:: INPUT
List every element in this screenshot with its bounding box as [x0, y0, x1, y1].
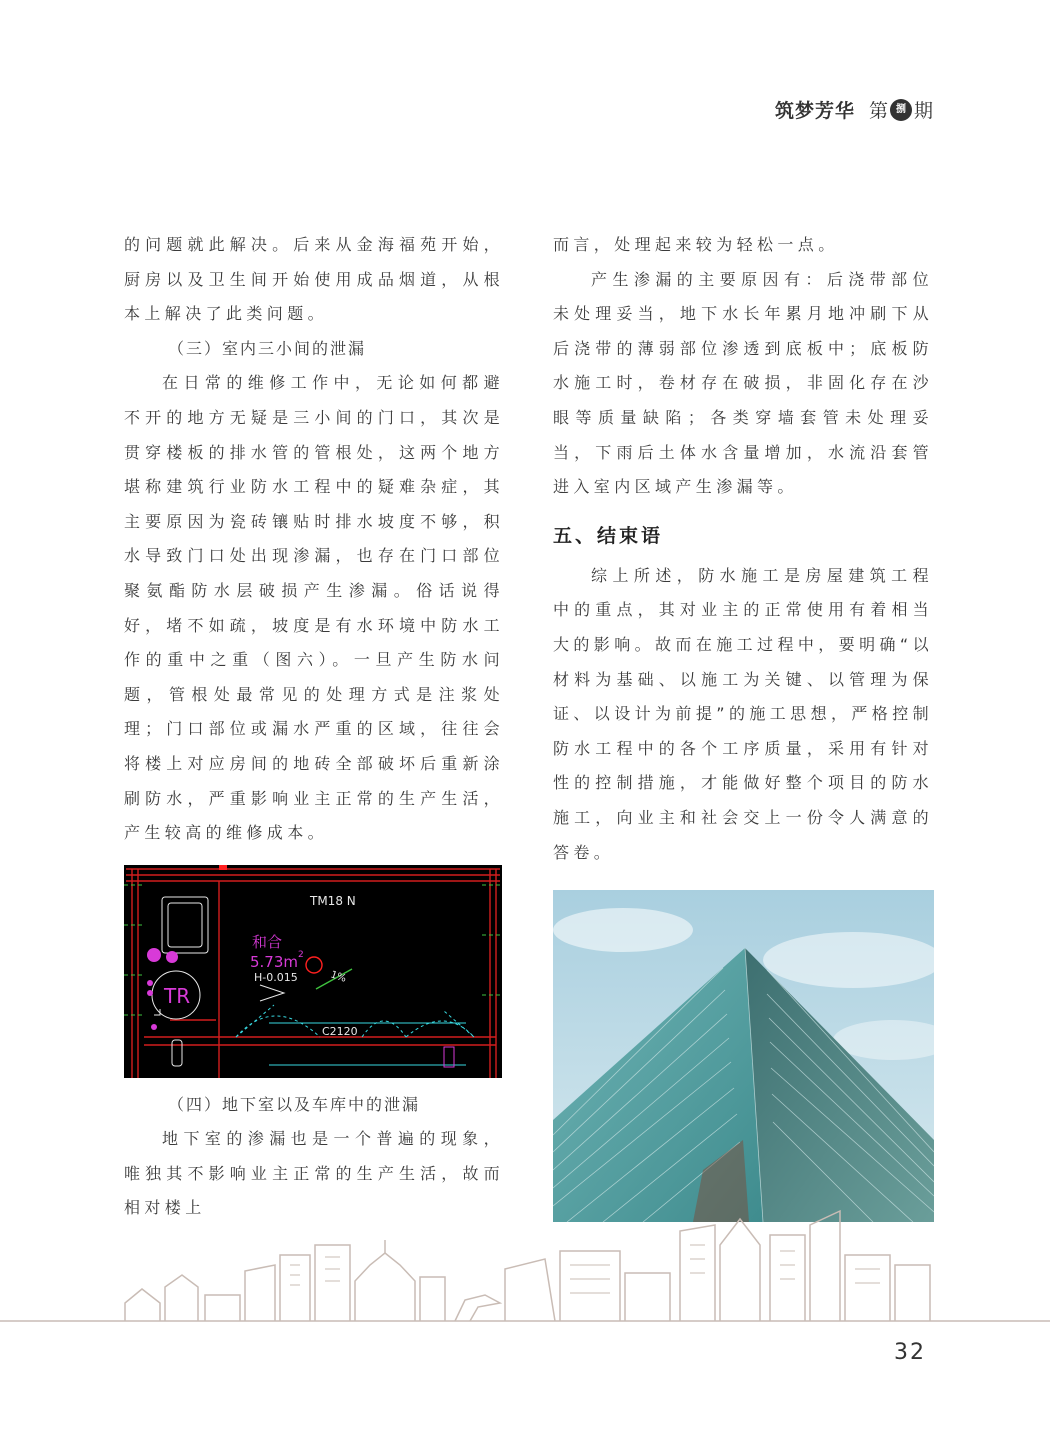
left-column — [124, 228, 504, 1226]
paragraph: 地下室的渗漏也是一个普遍的现象，唯独其不影响业主正常的生产生活，故而相对楼上 — [124, 1129, 504, 1218]
issue-suffix: 期 — [913, 100, 933, 122]
paragraph: 综上所述，防水施工是房屋建筑工程中的重点，其对业主的正常使用有着相当大的影响。故而在施工过程中，要明确“以材料为基础、以施工为关键、以管理为保证、以设计为前提”的施工思想，严格控制防水工程中的各个工序质量，采用有针对性的控制措施，才能做好整个项目的防水施工，向业主和社会交上一份令人满意的答卷。 — [553, 565, 933, 862]
issue-number-badge: 捌 — [890, 99, 912, 121]
skyscraper-photo — [553, 890, 934, 1222]
svg-text:TR: TR — [164, 983, 191, 1008]
cad-room-name: 和合 — [252, 932, 283, 951]
page-number: 32 — [894, 1340, 926, 1365]
paragraph: 的问题就此解决。后来从金海福苑开始，厨房以及卫生间开始使用成品烟道，从根本上解决了此类问题。 — [124, 235, 504, 324]
cad-window-tag: C2120 — [322, 1024, 358, 1038]
cad-slope: 1% — [329, 969, 348, 985]
section-heading: 五、结束语 — [553, 524, 664, 547]
cad-floor-plan-figure — [124, 865, 502, 1078]
paragraph: 在日常的维修工作中，无论如何都避不开的地方无疑是三小间的门口，其次是贯穿楼板的排水管的管根处，这两个地方堪称建筑行业防水工程中的疑难杂症，其主要原因为瓷砖镶贴时排水坡度不够，积水导致门口处出现渗漏，也存在门口部位聚氨酯防水层破损产生渗漏。俗话说得好，堵不如疏，坡度是有水环境中防水工作的重中之重（图六）。一旦产生防水问题，管根处最常见的处理方式是注浆处理；门口部位或漏水严重的区域，往往会将楼上对应房间的地砖全部破坏后重新涂刷防水，严重影响业主正常的生产生活，产生较高的维修成本。 — [124, 373, 504, 843]
running-header — [775, 96, 933, 123]
paragraph: 而言，处理起来较为轻松一点。 — [553, 235, 839, 254]
subheading: （三）室内三小间的泄漏 — [168, 338, 367, 358]
cad-elevation: H-0.015 — [254, 970, 298, 984]
cad-area: 5.73m — [250, 952, 299, 971]
city-skyline-decoration — [0, 1195, 1050, 1325]
cad-area-unit: 2 — [298, 949, 304, 960]
paragraph: 产生渗漏的主要原因有：后浇带部位未处理妥当，地下水长年累月地冲刷下从后浇带的薄弱部位渗透到底板中；底板防水施工时，卷材存在破损，非固化存在沙眼等质量缺陷；各类穿墙套管未处理妥当，下雨后土体水含量增加，水流沿套管进入室内区域产生渗漏等。 — [553, 269, 933, 497]
right-column — [553, 228, 933, 1222]
issue-prefix: 第 — [868, 100, 888, 122]
cad-label-top: TM18 N — [310, 893, 356, 908]
magazine-title: 筑梦芳华 — [774, 100, 855, 122]
subheading: （四）地下室以及车库中的泄漏 — [168, 1094, 421, 1114]
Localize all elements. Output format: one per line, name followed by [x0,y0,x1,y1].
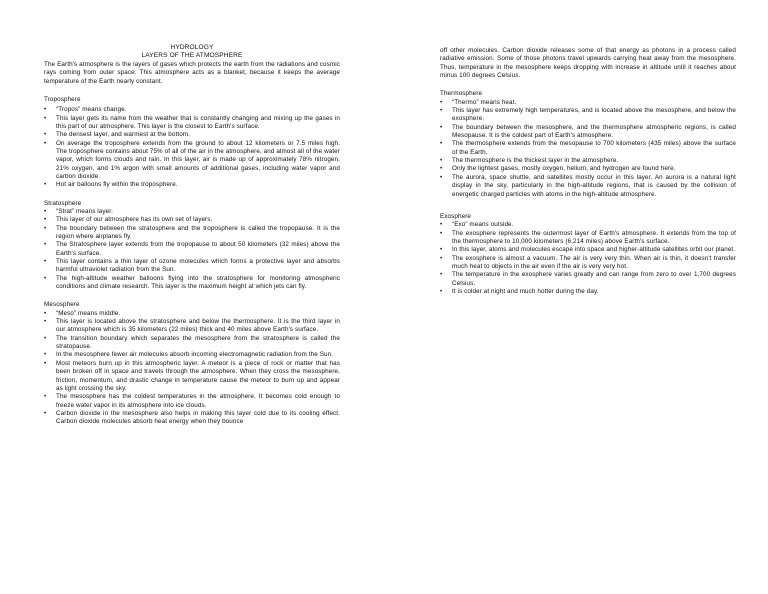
stratosphere-heading: Stratosphere [44,199,82,207]
right-column [440,47,736,296]
list-item: • In the mesosphere fewer air molecules absorb incoming electromagnetic radiation from the Sun. [44,351,340,359]
troposphere-heading: Troposphere [44,95,81,103]
list-item: • The Stratosphere layer extends from the tropopause to about 50 kilometers (32 miles) above the Earth's surface. [44,241,340,258]
thermosphere-heading: Thermosphere [440,90,483,98]
mesosphere-section [44,301,340,426]
list-item: • The boundary between the stratosphere and the troposphere is called the tropopause. It is the region where airplanes fly. [44,225,340,242]
troposphere-list [44,106,340,189]
intro-paragraph: The Earth's atmosphere is the layers of gases which protects the earth from the radiations and cosmic rays coming from outer space. This atmosphere acts as a blanket, because it keeps the average temperature of the Earth nearly constant. [44,60,340,85]
list-item: • The exosphere is almost a vacuum. The air is very very thin. When air is thin, it doesn't transfer much heat to objects in the air even if the air is very very hot. [440,255,736,272]
list-item: • The temperature in the exosphere varies greatly and can range from zero to over 1,700 degrees Celsius. [440,271,736,288]
list-item: • The aurora, space shuttle, and satellites mostly occur in this layer. An aurora is a natural light display in the sky, particularly in the high-altitude regions, that is caused by the collision of energetic charged particles with atoms in the high-altitude atmosphere. [440,174,736,199]
document-subtitle: LAYERS OF THE ATMOSPHERE [141,52,243,60]
thermosphere-list [440,99,736,199]
left-column [44,44,340,427]
exosphere-list [440,221,736,296]
list-item: • Carbon dioxide in the mesosphere also helps in making this layer cold due to its cooling effect. Carbon dioxide molecules absorb heat energy when they bounce [44,410,340,427]
list-item: • The transition boundary which separates the mesosphere from the stratosphere is called the stratopause. [44,335,340,352]
list-item: • This layer of our atmosphere has its own set of layers. [44,216,340,224]
list-item: • “Tropos” means change. [44,106,340,114]
list-item: • This layer gets its name from the weather that is constantly changing and mixing up the gases in this part of our atmosphere. This layer is the closest to Earth's surface. [44,115,340,132]
mesosphere-list [44,310,340,427]
list-item: • “Meso” means middle. [44,310,340,318]
exosphere-section [440,213,736,296]
list-item: • “Thermo” means heat. [440,99,736,107]
stratosphere-section [44,200,340,292]
list-item: • Hot air balloons fly within the troposphere. [44,181,340,189]
exosphere-heading: Exosphere [440,212,472,220]
list-item: • “Strat” means layer. [44,208,340,216]
list-item: • The exosphere represents the outermost layer of Earth's atmosphere. It extends from the top of the thermosphere to 10,000 kilometers (6,214 miles) above Earth's surface. [440,230,736,247]
list-item: • This layer has extremely high temperatures, and is located above the mesosphere, and below the exosphere. [440,107,736,124]
stratosphere-list [44,208,340,291]
mesosphere-continuation: off other molecules. Carbon dioxide releases some of that energy as photons in a process called radiative emission. Some of those photons travel upwards carrying heat away from the mesosphere. Thus, temperature in the mesosphere keeps dropping with increase in altitude until it reaches about minus 100 degrees Celsius. [440,47,736,80]
title-block [44,44,340,61]
list-item: • The high-altitude weather balloons flying into the stratosphere for monitoring atmospheric conditions and climate research. This layer is the maximum height at which jets can fly. [44,275,340,292]
list-item: • The densest layer, and warmest at the bottom. [44,131,340,139]
thermosphere-section [440,90,736,198]
list-item: • This layer is located above the stratosphere and below the thermosphere. It is the third layer in our atmosphere which is 35 kilometers (22 miles) thick and 40 miles above Earth's surface. [44,318,340,335]
document-title: HYDROLOGY [170,44,214,51]
list-item: • Most meteors burn up in this atmospheric layer. A meteor is a piece of rock or matter that has been broken off in space and travels through the atmosphere. When they cross the mesosphere, friction, momentum, and drastic change in temperature cause the meteor to burn up and appear as light crossing the sky. [44,360,340,393]
list-item: • This layer contains a thin layer of ozone molecules which forms a protective layer and absorbs harmful ultraviolet radiation from the Sun. [44,258,340,275]
list-item: • “Exo” means outside. [440,221,736,229]
list-item: • The mesosphere has the coldest temperatures in the atmosphere. It becomes cold enough to freeze water vapor in its atmosphere into ice clouds. [44,393,340,410]
list-item: • The thermosphere extends from the mesopause to 700 kilometers (435 miles) above the surface of the Earth. [440,140,736,157]
list-item: • In this layer, atoms and molecules escape into space and higher-altitude satellites orbit our planet. [440,246,736,254]
mesosphere-heading: Mesosphere [44,301,80,309]
list-item: • The boundary between the mesosphere, and the thermosphere atmospheric regions, is called Mesopause. It is the coldest part of Earth's atmosphere. [440,124,736,141]
list-item: • The thermosphere is the thickest layer in the atmosphere. [440,157,736,165]
list-item: • On average the troposphere extends from the ground to about 12 kilometers or 7.5 miles high. The troposphere contains about 75% of all of the air in the atmosphere, and almost all of the water vapor, which forms clouds and rain. In this layer, air is made up of approximately 78% nitrogen, 21% oxygen, and 1% argon with small amounts of additional gases, including water vapor and carbon dioxide. [44,140,340,182]
troposphere-section [44,96,340,190]
list-item: • Only the lightest gases, mostly oxygen, helium, and hydrogen are found here. [440,165,736,173]
list-item: • It is colder at night and much hotter during the day. [440,288,736,296]
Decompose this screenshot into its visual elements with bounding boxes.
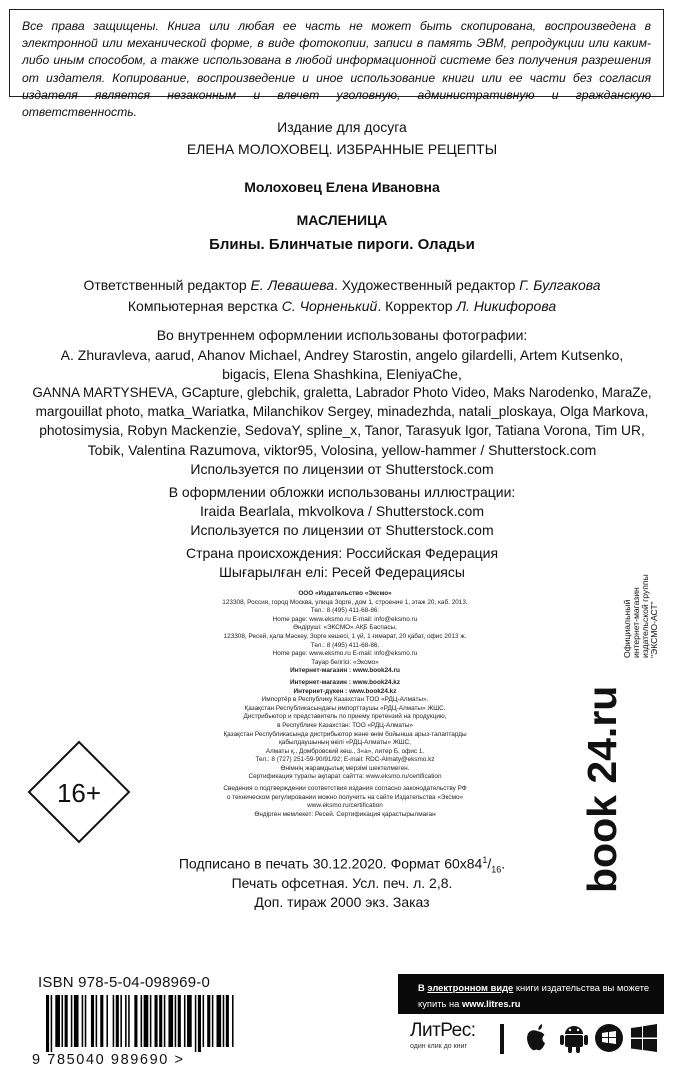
age-rating-text: 16+ [56, 778, 102, 808]
publisher-line: Home page: www.eksmo.ru E-mail: info@eksmo.ru [272, 615, 418, 623]
photo-credits-line: margouillat photo, matka_Wariatka, Milanchikov Sergey, minadezhda, natali_ploskaya, Olga Markova, [35, 404, 649, 419]
country-of-origin-kz: Шығарылған елі: Ресей Федерациясы [219, 564, 465, 580]
publisher-line: Қазақстан Республикасында дистрибьютор және өнім бойынша арыз-талаптарды [223, 730, 467, 738]
barcode-bar [226, 995, 229, 1047]
cover-credits-heading: В оформлении обложки использованы иллюстрации: [168, 484, 516, 500]
publisher-line: Сведения о подтверждении соответствия издания согласно законодательству РФ [223, 785, 467, 793]
country-of-origin: Страна происхождения: Российская Федерация [185, 545, 499, 561]
publisher-line: Сертификация туралы ақпарат сайтта: www.eksmo.ru/certification [248, 773, 442, 781]
author-name: Молоховец Елена Ивановна [244, 179, 440, 195]
barcode-bar [212, 995, 214, 1047]
photo-credits-line: Tobik, Valentina Razumova, viktor95, Volosina, yellow-hammer / Shutterstock.com [87, 442, 597, 458]
barcode-bar [184, 995, 186, 1047]
publisher-line: Импортёр в Республику Казахстан ТОО «РДЦ-Алматы». [261, 696, 429, 704]
barcode-bar [65, 995, 68, 1047]
print-info-line-2: Печать офсетная. Усл. печ. л. 2,8. [231, 875, 453, 891]
barcode-bar [85, 995, 87, 1047]
litres-tagline: один клик до книг [410, 1043, 468, 1050]
print-info-line-3: Доп. тираж 2000 экз. Заказ [254, 894, 430, 910]
credits-line-2: Компьютерная верстка С. Чорненький. Корректор Л. Никифорова [127, 298, 557, 314]
book24-logo [578, 568, 658, 898]
publisher-line: Алматы қ., Домбровский көш., 3«а», литер Б, офис 1. [265, 747, 425, 755]
book24-caption: интернет-магазин [631, 587, 641, 658]
litres-link[interactable]: www.litres.ru [462, 998, 521, 1009]
publisher-line: Интернет-магазин : www.book24.ru [290, 667, 400, 675]
age-rating-badge [27, 740, 131, 844]
barcode-bar [46, 995, 49, 1053]
barcode-bar [203, 995, 205, 1047]
publisher-line: Өнімнің жарамдылық мерзімі шектелмеген. [280, 764, 410, 772]
photo-credits-line: bigacis, Elena Shashkina, EleniyaChe, [222, 366, 462, 382]
isbn-digits: 9 785040 989690 > [32, 1052, 242, 1068]
publisher-line: Интернет-дүкен : www.book24.kz [293, 687, 397, 695]
copyright-notice: Все права защищены. Книга или любая ее часть не может быть скопирована, воспроизведена в электронной или механической форме, в виде фотокопии, записи в память ЭВМ, репродукции или каким-либо иным способом, а также использована в любой информационной системе без получения разрешения от издателя. Копирование, воспроизведение и иное использование книги или ее части без согласия издателя является незаконным и влечет уголовную, административную и гражданскую ответственность. [9, 9, 664, 97]
publisher-line: ООО «Издательство «Эксмо» [298, 590, 392, 597]
barcode-bar [141, 995, 143, 1047]
litres-divider [500, 1024, 504, 1054]
barcode-bar [232, 995, 234, 1047]
barcode-bar [207, 995, 210, 1047]
barcode-bar [96, 995, 98, 1047]
publisher-line: Тел.: 8 (727) 251-59-90/91/92; E-mail: RDC-Almaty@eksmo.kz [255, 756, 435, 764]
barcode-bar [55, 995, 60, 1047]
publisher-line: о техническом регулировании можно получить на сайте Издательства «Эксмо» [226, 793, 464, 801]
book-title: МАСЛЕНИЦА [296, 212, 388, 228]
barcode-bar [198, 995, 201, 1053]
series-title: ЕЛЕНА МОЛОХОВЕЦ. ИЗБРАННЫЕ РЕЦЕПТЫ [186, 141, 498, 157]
litres-banner: В электронном виде книги издательства вы можете купить на www.litres.ru [398, 974, 664, 1014]
isbn-block [32, 974, 242, 1068]
barcode-bar [74, 995, 79, 1047]
barcode-bar [168, 995, 173, 1047]
publisher-line: қабылдаушының өкілі «РДЦ-Алматы» ЖШС, [279, 739, 411, 747]
barcode-bar [62, 995, 64, 1047]
publisher-line: www.eksmo.ru/certification [307, 802, 383, 810]
barcode-bar [100, 995, 103, 1047]
credits-line-1: Ответственный редактор Е. Левашева. Художественный редактор Г. Булгакова [83, 277, 601, 293]
barcode-bar [128, 995, 130, 1047]
barcode-bar [116, 995, 119, 1047]
barcode-bar [150, 995, 152, 1047]
cover-credits-line: Iraida Bearlala, mkvolkova / Shutterstock.com [199, 503, 484, 519]
publisher-line: Қазақстан Республикасындағы импорттаушы «РДЦ-Алматы» ЖШС. [244, 704, 446, 712]
barcode-bar [155, 995, 158, 1047]
apple-icon [522, 1022, 552, 1054]
book24-caption: "ЭКСМО-АСТ" [649, 601, 658, 658]
isbn-label: ISBN 978-5-04-098969-0 [38, 974, 211, 991]
publisher-line: Тел.: 8 (495) 411-68-86. [310, 607, 380, 615]
publisher-line: 123308, Россия, город Москва, улица Зорге, дом 1, строение 1, этаж 20, каб. 2013. [222, 598, 468, 606]
photo-license: Используется по лицензии от Shutterstock.com [190, 461, 494, 477]
publisher-line: Тауар белгісі: «Эксмо» [311, 658, 379, 666]
barcode-bar [144, 995, 149, 1047]
cover-license: Используется по лицензии от Shutterstock.com [190, 522, 494, 538]
print-info-line-1: Подписано в печать 30.12.2020. Формат $60х84^1/_{16}$. [178, 855, 506, 875]
barcode-bar [178, 995, 181, 1047]
photo-credits-line: A. Zhuravleva, aarud, Ahanov Michael, Andrey Starostin, angelo gilardelli, Artem Kutsenko, [60, 347, 624, 363]
publisher-info [180, 590, 510, 819]
litres-logo: ЛитРес: [410, 1020, 476, 1041]
book24-caption: издательской группы [640, 574, 650, 658]
barcode-bar [187, 995, 192, 1047]
barcode-bar [91, 995, 94, 1047]
isbn-barcode [32, 995, 242, 1053]
barcode-bar [51, 995, 53, 1053]
litres-block [398, 974, 664, 1062]
windows-icon [630, 1024, 658, 1052]
edition-type: Издание для досуга [277, 119, 407, 135]
publisher-line: Интернет-магазин : www.book24.kz [289, 678, 401, 686]
barcode-bar [217, 995, 222, 1047]
barcode-bar [120, 995, 122, 1047]
photo-credits-heading: Во внутреннем оформлении использованы фотографии: [156, 327, 528, 343]
barcode-bar [164, 995, 166, 1047]
barcode-bar [125, 995, 127, 1047]
barcode-bar [113, 995, 115, 1047]
barcode-bar [195, 995, 197, 1053]
book24-block [578, 568, 658, 898]
barcode-bar [134, 995, 137, 1047]
windows-phone-icon [594, 1022, 624, 1054]
publisher-line: Тел.: 8 (495) 411-68-86. [310, 641, 380, 649]
barcode-bar [82, 995, 84, 1047]
android-icon [560, 1022, 588, 1054]
photo-credits-line: GANNA MARTYSHEVA, GCapture, glebchik, graletta, Labrador Photo Video, Maks Narodenko, MaraZe, [32, 385, 652, 400]
barcode-bar [71, 995, 73, 1047]
barcode-bar [223, 995, 225, 1047]
barcode-bar [106, 995, 108, 1047]
publisher-line: в Республике Казахстан: ТОО «РДЦ-Алматы» [277, 721, 413, 729]
publisher-line: Дистрибьютор и представитель по приему претензий на продукцию, [243, 713, 447, 721]
publisher-line: Өндіруші: «ЭКСМО» АҚБ Баспасы, [293, 624, 397, 632]
publisher-line: Өндірген мемлекет: Ресей. Сертификация қарастырылмаған [254, 810, 436, 818]
book24-logo-text: book 24.ru [579, 685, 625, 893]
barcode-bar [175, 995, 177, 1047]
book24-caption: Официальный [622, 599, 632, 658]
barcode-bar [159, 995, 162, 1047]
publisher-line: 123308, Ресей, қала Мәскеу, Зорге көшесі, 1 үй, 1 ғимарат, 20 қабат, офис 2013 ж. [223, 632, 467, 640]
publisher-line: Home page: www.eksmo.ru E-mail: info@eksmo.ru [272, 650, 418, 658]
book-subtitle: Блины. Блинчатые пироги. Оладьи [209, 236, 475, 253]
photo-credits-line: photosimysia, Robyn Mackenzie, SedovaY, spline_x, Tanor, Tarasyuk Igor, Tatiana Vorona, Tim UR, [39, 423, 645, 438]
::::
▶ [WHAT THIS TASK INVOLVES] Reproduce the rows starting at the line containing "stratosphere-heading: Stratosphere [44,199,82,207]" and ending at the line containing "troposphere-heading: Troposphere [44,95,81,103]", both included.

▶ [WRITTEN SOLUTION]
stratosphere-heading: Stratosphere [44,199,82,207]
right-column [440,47,736,296]
list-item: • In the mesosphere fewer air molecules absorb incoming electromagnetic radiation from the Sun. [44,351,340,359]
troposphere-heading: Troposphere [44,95,81,103]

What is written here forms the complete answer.